<<<<
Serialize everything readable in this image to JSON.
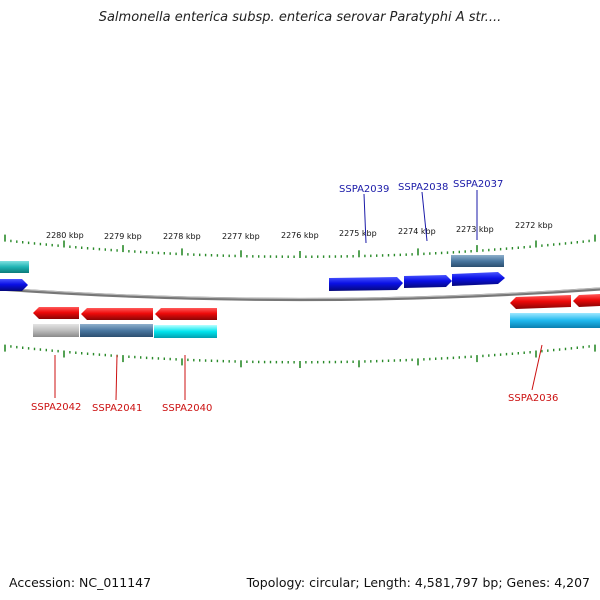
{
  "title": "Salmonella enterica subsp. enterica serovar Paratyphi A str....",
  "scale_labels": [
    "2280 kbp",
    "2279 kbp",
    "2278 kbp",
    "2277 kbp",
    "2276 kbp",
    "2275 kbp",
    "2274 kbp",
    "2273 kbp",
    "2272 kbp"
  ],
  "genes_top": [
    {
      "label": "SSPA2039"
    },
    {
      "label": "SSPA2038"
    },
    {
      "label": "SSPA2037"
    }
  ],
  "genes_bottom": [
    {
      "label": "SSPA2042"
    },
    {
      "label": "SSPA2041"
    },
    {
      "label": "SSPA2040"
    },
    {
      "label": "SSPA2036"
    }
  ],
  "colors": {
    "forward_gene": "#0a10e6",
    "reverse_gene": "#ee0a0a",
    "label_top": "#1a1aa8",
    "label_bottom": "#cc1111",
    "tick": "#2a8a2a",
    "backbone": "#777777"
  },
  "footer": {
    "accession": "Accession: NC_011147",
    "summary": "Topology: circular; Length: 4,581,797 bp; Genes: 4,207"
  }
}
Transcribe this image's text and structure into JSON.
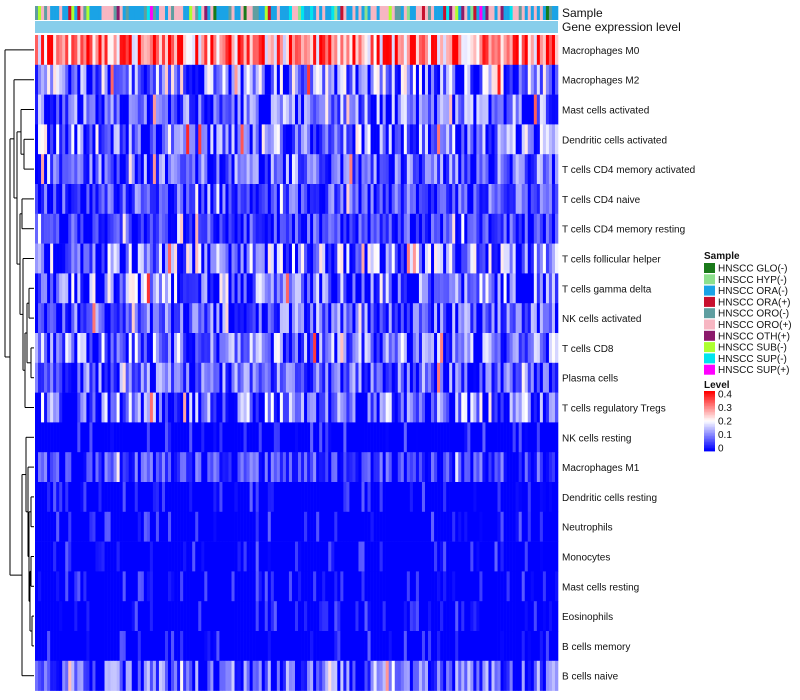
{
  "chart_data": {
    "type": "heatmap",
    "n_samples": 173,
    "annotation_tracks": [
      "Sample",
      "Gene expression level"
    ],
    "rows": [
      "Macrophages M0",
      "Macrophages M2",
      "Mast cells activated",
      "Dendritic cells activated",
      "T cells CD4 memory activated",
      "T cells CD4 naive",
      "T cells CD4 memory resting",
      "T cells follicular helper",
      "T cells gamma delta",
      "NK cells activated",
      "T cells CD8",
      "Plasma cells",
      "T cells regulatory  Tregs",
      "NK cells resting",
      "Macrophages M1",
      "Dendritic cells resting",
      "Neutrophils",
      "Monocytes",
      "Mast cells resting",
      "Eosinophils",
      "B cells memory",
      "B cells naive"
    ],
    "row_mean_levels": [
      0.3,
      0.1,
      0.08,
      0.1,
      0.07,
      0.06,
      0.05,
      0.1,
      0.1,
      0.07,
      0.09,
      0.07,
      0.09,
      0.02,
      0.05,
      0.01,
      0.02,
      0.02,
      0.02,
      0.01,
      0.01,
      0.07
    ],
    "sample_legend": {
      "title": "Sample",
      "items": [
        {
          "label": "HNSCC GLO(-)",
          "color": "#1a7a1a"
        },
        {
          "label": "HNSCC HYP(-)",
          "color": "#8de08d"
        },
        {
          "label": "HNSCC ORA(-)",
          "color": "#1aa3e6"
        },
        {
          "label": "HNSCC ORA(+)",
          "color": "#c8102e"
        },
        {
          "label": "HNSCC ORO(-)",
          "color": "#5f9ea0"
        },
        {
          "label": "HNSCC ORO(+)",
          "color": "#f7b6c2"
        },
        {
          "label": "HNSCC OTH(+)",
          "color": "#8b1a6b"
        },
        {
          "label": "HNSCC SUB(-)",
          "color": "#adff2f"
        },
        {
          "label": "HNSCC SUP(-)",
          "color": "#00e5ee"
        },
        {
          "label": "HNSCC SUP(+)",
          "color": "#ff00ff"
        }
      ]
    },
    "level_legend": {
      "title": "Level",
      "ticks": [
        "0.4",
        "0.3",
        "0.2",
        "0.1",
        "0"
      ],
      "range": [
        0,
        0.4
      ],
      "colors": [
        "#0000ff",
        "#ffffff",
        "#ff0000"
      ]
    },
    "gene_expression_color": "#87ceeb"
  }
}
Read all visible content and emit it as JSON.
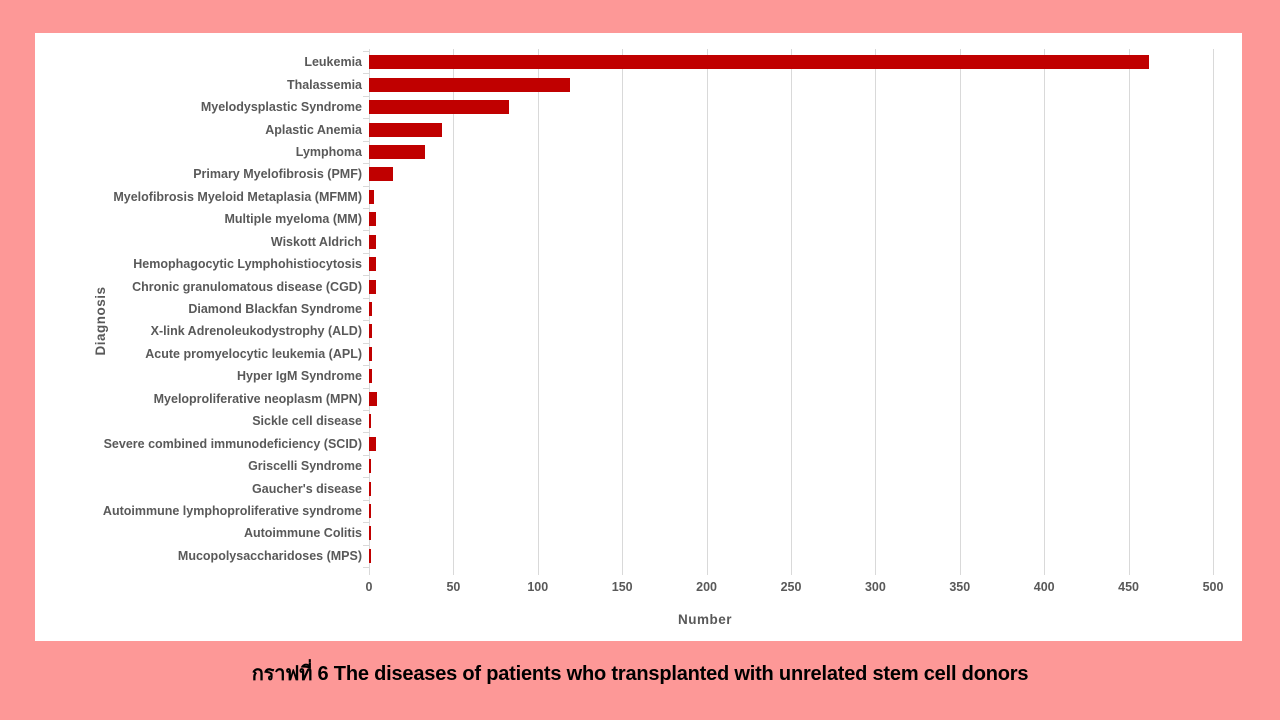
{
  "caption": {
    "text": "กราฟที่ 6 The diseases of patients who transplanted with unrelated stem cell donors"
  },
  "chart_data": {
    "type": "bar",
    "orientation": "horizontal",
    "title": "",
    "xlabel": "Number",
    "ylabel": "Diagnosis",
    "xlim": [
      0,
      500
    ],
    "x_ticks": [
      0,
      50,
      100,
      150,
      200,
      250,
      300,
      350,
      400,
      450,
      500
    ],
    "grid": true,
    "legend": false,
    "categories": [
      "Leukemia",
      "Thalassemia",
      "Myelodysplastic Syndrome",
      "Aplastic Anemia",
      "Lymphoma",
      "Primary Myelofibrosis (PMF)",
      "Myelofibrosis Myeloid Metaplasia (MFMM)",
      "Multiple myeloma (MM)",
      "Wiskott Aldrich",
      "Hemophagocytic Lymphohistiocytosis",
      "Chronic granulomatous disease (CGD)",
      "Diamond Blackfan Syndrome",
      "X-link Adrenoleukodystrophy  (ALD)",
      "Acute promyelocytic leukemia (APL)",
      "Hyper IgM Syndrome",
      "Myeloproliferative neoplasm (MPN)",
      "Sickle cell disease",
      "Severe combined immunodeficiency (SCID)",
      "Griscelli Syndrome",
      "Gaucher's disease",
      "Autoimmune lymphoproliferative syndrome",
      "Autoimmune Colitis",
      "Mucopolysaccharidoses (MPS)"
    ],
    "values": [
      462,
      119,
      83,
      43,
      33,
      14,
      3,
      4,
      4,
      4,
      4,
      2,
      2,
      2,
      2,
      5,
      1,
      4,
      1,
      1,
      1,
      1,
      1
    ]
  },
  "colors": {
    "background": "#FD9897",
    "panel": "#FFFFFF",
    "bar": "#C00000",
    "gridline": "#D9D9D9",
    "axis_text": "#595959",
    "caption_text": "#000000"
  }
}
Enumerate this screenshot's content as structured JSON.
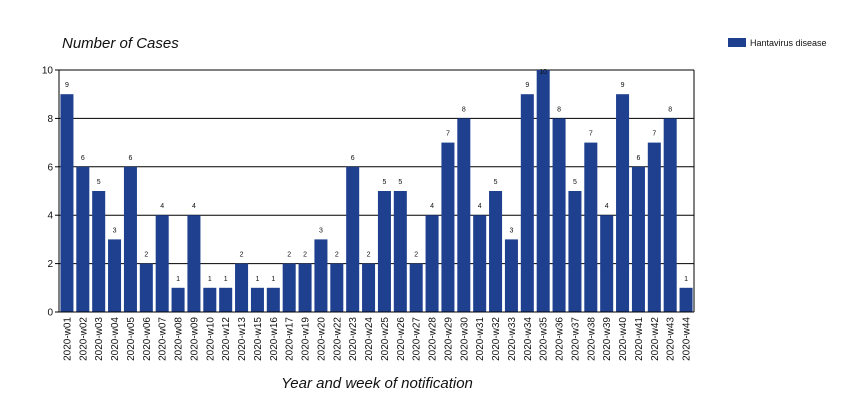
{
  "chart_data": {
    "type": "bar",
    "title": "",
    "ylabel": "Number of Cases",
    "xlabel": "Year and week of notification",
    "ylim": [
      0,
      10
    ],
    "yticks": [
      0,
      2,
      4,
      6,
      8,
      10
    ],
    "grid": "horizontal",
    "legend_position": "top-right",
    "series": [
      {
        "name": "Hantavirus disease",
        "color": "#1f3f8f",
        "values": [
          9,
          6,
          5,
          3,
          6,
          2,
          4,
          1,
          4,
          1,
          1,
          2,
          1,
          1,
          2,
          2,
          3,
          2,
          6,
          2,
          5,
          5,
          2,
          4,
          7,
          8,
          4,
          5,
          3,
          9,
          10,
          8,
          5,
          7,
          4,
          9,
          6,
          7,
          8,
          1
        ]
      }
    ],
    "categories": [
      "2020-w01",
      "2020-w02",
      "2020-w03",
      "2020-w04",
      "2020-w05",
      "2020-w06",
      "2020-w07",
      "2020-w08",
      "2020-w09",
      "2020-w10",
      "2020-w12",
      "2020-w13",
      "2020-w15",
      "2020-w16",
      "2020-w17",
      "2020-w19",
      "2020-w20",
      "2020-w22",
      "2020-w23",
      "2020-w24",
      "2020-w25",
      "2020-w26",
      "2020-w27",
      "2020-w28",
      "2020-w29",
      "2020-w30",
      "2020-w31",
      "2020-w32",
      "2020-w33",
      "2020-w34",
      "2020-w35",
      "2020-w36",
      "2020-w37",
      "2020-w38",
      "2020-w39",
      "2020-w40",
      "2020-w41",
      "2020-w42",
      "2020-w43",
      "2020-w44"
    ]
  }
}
>>>>
**Task prompt**
Return every line above where "content" appears.

**Response to this task**
Read all visible content and emit it as JSON.
Enumerate this screenshot's content as structured JSON.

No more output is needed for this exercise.